╭─ Dataset entries

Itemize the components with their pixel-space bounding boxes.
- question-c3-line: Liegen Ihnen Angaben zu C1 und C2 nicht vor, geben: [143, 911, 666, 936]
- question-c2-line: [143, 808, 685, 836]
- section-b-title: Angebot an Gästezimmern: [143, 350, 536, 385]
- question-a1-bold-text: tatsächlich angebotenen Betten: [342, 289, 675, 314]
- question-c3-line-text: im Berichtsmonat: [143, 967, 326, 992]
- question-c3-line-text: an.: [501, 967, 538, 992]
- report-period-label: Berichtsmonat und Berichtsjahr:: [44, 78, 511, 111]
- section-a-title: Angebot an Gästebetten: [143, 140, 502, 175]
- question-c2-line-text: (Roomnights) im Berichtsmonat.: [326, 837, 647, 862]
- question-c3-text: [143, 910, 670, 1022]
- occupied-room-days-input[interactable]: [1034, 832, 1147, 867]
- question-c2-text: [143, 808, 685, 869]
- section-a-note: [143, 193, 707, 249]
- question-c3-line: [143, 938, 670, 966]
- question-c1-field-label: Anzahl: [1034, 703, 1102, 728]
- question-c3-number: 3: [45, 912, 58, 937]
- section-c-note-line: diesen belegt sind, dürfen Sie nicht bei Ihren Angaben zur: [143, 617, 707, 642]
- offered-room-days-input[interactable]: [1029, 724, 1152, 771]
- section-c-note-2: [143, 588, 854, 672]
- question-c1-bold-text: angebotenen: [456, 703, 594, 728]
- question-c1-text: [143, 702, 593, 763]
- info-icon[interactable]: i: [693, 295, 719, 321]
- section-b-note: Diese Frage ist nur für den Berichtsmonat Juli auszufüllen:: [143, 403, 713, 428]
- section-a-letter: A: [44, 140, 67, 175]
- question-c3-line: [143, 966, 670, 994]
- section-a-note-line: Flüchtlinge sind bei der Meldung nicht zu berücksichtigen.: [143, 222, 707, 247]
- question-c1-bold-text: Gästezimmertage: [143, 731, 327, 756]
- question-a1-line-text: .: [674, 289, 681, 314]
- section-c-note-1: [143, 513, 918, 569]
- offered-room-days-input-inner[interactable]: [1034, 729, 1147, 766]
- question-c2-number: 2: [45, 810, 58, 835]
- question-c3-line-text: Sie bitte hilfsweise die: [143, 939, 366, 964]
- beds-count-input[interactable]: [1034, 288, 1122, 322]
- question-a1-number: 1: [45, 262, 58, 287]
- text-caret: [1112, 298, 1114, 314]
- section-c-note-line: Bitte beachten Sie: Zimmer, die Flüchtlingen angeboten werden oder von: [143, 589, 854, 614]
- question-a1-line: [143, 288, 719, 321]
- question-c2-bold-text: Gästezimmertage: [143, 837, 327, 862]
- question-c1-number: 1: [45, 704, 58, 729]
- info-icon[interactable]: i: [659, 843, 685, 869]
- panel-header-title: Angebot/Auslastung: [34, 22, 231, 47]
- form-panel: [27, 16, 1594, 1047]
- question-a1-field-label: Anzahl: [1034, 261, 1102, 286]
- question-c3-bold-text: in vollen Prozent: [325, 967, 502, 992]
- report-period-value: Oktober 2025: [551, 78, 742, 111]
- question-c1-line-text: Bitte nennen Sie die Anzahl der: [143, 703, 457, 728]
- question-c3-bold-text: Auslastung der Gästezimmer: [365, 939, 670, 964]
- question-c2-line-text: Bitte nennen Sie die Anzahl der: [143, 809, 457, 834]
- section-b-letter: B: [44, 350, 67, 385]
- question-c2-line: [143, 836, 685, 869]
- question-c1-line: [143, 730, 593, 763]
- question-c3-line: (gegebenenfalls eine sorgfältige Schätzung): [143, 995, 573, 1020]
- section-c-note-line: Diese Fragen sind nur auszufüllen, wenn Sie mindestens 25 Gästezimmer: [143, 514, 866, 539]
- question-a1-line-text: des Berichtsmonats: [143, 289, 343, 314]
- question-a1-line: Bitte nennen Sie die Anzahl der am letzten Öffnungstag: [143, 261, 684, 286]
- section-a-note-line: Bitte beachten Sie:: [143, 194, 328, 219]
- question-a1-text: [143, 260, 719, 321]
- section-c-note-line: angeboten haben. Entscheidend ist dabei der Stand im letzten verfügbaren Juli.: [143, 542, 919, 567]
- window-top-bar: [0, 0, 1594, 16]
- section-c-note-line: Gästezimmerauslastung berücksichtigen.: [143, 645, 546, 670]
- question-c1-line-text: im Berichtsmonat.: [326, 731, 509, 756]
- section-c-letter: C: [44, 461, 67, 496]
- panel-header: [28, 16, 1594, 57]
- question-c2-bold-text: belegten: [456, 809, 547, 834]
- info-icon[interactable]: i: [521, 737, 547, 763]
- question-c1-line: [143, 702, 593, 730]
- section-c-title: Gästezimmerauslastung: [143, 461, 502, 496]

╰─

Pull out each line above that contains the string "period". Case counts.

## Answer for this exercise
- report-period-label: Berichtsmonat und Berichtsjahr:: [44, 78, 511, 111]
- report-period-value: Oktober 2025: [551, 78, 742, 111]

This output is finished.